SET EXERCISE: How many rows below contain the word "fullscreen"? Reply with the number only.

■ ■ ■ ■ ■

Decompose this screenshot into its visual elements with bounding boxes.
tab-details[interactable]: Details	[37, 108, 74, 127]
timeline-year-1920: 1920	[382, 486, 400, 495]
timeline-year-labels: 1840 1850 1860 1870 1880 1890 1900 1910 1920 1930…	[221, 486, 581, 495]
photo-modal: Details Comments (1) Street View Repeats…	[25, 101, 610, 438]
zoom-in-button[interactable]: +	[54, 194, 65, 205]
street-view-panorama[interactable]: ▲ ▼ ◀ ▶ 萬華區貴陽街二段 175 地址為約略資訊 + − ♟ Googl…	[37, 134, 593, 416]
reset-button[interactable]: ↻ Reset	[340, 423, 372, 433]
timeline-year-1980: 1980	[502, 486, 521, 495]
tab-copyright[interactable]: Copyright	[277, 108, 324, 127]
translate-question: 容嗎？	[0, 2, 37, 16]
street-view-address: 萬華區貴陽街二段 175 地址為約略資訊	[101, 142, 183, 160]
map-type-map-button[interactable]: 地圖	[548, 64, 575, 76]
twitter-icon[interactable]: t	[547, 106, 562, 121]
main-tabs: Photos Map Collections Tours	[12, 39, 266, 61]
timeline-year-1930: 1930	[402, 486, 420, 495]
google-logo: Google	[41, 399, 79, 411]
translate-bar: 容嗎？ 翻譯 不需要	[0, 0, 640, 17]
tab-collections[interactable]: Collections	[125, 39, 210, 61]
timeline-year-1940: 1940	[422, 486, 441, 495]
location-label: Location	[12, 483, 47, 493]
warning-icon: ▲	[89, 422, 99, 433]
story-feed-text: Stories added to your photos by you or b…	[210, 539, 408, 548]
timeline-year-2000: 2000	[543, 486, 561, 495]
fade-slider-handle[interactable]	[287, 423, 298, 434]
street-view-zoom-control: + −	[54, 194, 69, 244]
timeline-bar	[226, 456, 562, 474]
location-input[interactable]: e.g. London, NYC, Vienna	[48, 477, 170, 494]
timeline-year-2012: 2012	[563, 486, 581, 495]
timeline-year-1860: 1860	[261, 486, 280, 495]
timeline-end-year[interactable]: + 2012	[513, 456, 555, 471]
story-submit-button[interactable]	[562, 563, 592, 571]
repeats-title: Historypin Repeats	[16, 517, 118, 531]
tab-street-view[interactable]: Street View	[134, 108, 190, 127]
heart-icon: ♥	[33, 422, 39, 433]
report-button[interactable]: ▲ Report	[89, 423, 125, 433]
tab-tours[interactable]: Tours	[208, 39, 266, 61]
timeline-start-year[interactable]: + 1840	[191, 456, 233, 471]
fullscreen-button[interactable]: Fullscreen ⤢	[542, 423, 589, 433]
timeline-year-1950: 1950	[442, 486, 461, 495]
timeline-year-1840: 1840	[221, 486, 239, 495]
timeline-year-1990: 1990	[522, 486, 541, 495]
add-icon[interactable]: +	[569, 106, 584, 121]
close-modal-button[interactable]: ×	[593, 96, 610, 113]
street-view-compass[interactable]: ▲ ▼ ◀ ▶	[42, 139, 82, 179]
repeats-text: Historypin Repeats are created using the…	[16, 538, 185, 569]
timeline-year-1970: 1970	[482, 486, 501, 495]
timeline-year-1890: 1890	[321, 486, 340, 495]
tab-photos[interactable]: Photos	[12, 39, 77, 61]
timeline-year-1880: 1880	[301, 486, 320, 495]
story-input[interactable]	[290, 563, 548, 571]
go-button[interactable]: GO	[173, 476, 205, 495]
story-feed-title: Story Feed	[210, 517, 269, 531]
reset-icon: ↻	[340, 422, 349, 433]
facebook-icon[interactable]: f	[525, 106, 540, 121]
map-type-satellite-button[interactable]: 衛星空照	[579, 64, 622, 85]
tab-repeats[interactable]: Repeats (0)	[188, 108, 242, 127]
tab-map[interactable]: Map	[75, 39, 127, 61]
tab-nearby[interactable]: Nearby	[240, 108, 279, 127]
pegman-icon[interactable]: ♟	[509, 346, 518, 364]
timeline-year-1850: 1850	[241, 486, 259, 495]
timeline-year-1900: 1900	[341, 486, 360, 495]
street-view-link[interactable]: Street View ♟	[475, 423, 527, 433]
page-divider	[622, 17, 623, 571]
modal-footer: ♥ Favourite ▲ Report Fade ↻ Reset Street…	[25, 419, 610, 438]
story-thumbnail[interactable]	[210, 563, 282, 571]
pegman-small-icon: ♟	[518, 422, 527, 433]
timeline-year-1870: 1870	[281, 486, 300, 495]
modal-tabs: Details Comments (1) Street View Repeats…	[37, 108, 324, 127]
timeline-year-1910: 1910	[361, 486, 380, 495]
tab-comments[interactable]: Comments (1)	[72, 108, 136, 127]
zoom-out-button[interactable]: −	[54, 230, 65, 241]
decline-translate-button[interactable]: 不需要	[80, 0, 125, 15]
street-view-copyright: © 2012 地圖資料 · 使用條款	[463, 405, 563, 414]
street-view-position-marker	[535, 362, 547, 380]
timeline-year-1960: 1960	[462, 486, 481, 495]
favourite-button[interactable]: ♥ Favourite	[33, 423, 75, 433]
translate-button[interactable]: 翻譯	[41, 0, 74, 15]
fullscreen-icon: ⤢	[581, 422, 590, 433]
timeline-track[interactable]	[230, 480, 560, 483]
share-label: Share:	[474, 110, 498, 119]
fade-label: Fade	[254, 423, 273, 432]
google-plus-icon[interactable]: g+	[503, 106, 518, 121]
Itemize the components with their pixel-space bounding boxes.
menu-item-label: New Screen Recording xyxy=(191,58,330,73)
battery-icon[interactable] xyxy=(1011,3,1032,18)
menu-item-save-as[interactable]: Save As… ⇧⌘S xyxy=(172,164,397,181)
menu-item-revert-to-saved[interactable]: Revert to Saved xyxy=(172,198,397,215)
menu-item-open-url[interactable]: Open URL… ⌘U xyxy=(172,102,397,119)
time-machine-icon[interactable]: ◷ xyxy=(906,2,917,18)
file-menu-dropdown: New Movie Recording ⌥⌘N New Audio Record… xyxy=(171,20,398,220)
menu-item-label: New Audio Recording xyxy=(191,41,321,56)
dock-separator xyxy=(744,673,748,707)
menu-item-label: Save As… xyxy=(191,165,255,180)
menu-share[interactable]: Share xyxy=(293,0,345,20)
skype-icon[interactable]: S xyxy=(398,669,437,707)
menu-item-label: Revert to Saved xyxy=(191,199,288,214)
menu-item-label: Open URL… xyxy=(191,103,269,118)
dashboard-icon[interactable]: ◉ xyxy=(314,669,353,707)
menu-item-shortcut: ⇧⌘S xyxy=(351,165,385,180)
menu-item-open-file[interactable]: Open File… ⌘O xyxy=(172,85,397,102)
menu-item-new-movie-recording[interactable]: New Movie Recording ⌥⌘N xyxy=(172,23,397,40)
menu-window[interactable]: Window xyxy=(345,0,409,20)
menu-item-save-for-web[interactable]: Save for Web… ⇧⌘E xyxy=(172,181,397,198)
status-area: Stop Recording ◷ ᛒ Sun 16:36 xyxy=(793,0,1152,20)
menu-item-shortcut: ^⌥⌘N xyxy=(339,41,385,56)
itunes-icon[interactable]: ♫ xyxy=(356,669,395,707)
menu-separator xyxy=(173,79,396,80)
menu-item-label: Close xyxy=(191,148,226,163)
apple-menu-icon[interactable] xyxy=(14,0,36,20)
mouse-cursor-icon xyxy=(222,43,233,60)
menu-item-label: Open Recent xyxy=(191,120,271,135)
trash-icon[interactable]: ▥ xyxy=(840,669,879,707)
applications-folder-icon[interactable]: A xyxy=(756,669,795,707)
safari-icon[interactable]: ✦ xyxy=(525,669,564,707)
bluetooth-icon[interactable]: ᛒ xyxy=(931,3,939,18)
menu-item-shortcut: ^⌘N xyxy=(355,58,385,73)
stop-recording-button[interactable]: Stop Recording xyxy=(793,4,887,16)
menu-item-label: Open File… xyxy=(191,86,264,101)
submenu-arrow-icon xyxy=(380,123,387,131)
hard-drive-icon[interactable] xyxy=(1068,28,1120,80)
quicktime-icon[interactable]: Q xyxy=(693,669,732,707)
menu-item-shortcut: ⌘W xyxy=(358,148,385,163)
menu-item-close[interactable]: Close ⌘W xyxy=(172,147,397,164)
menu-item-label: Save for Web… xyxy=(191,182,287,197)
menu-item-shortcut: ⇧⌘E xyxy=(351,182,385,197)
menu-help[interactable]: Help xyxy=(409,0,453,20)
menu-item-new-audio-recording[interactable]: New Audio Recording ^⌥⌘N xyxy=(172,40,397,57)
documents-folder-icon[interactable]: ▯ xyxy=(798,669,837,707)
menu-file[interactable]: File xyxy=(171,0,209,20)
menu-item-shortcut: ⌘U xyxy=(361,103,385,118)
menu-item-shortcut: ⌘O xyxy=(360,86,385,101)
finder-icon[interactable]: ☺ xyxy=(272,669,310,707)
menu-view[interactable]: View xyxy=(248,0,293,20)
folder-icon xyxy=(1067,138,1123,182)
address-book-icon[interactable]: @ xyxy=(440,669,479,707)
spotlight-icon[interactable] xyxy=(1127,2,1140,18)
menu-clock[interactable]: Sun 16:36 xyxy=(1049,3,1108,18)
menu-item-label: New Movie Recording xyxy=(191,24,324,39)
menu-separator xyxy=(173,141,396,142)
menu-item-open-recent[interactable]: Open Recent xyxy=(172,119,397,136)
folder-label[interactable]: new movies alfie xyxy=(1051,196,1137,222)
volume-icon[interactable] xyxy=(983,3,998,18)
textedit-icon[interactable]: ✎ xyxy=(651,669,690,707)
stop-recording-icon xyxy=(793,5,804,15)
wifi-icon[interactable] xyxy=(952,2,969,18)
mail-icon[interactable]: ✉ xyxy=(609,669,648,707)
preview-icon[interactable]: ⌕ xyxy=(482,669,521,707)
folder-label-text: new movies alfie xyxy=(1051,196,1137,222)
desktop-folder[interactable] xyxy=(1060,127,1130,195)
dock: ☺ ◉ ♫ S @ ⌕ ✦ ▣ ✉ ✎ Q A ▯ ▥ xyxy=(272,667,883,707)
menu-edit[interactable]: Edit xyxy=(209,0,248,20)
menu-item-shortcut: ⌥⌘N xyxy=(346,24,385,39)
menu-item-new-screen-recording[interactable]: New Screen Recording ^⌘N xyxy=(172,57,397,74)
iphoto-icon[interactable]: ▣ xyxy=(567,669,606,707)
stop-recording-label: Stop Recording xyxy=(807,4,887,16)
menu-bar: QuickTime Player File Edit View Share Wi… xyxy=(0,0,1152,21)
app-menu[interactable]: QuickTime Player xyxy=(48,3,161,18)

■ ■ ■ ■ ■

SOLUTION: 2